→ **SUPPLIED DATA**
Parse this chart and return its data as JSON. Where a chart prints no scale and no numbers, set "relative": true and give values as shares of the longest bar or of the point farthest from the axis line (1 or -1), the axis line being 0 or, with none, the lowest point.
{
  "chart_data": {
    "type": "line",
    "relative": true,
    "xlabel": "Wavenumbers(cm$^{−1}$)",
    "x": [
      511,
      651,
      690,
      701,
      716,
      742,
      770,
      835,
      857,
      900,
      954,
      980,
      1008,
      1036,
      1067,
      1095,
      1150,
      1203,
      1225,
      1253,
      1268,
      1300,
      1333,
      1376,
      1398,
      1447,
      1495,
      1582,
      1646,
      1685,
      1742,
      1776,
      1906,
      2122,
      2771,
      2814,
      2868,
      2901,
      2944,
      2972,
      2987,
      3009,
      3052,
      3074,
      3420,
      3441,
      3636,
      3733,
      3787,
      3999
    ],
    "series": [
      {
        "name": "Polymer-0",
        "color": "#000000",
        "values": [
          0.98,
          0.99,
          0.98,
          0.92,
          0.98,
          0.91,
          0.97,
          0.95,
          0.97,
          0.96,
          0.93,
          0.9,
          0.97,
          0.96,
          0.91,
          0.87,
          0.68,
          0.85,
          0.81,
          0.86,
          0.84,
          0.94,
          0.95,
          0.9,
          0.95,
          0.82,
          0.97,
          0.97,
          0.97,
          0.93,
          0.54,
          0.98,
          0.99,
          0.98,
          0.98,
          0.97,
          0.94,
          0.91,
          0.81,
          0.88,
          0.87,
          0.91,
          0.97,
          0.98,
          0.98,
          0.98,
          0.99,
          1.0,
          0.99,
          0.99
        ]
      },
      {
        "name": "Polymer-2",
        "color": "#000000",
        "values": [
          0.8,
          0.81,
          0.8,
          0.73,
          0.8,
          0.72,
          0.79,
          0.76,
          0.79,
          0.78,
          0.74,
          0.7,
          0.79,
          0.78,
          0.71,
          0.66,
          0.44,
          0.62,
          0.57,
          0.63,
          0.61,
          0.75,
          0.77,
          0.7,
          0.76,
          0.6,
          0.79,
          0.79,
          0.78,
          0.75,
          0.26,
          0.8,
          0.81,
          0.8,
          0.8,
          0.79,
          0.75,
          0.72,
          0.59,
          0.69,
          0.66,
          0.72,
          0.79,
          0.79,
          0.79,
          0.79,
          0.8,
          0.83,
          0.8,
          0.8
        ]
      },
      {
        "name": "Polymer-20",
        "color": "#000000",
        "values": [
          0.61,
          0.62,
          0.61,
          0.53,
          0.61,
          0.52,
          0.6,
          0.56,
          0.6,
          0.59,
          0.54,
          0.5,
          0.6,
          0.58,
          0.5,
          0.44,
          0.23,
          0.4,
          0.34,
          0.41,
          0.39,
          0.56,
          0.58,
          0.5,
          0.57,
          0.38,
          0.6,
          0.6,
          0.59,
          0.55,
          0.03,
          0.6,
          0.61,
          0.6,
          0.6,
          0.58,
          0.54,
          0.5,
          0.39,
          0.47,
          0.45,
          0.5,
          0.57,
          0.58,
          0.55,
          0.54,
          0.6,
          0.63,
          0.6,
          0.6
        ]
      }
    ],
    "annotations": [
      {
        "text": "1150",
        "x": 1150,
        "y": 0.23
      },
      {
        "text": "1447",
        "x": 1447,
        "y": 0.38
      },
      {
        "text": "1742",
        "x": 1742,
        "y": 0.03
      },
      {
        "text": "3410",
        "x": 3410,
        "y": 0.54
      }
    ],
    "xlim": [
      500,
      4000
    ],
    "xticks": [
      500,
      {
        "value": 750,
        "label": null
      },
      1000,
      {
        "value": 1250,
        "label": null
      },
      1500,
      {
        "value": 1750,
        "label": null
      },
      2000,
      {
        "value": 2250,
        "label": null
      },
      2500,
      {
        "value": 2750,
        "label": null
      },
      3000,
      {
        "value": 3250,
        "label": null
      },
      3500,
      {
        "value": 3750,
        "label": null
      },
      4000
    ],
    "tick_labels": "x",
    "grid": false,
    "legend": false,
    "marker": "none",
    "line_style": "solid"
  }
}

→ **CHALLENGE**
Of the lines in this listing, report how many contain the string "Polymer", and give the number only.

→ **ANSWER IN FULL**
3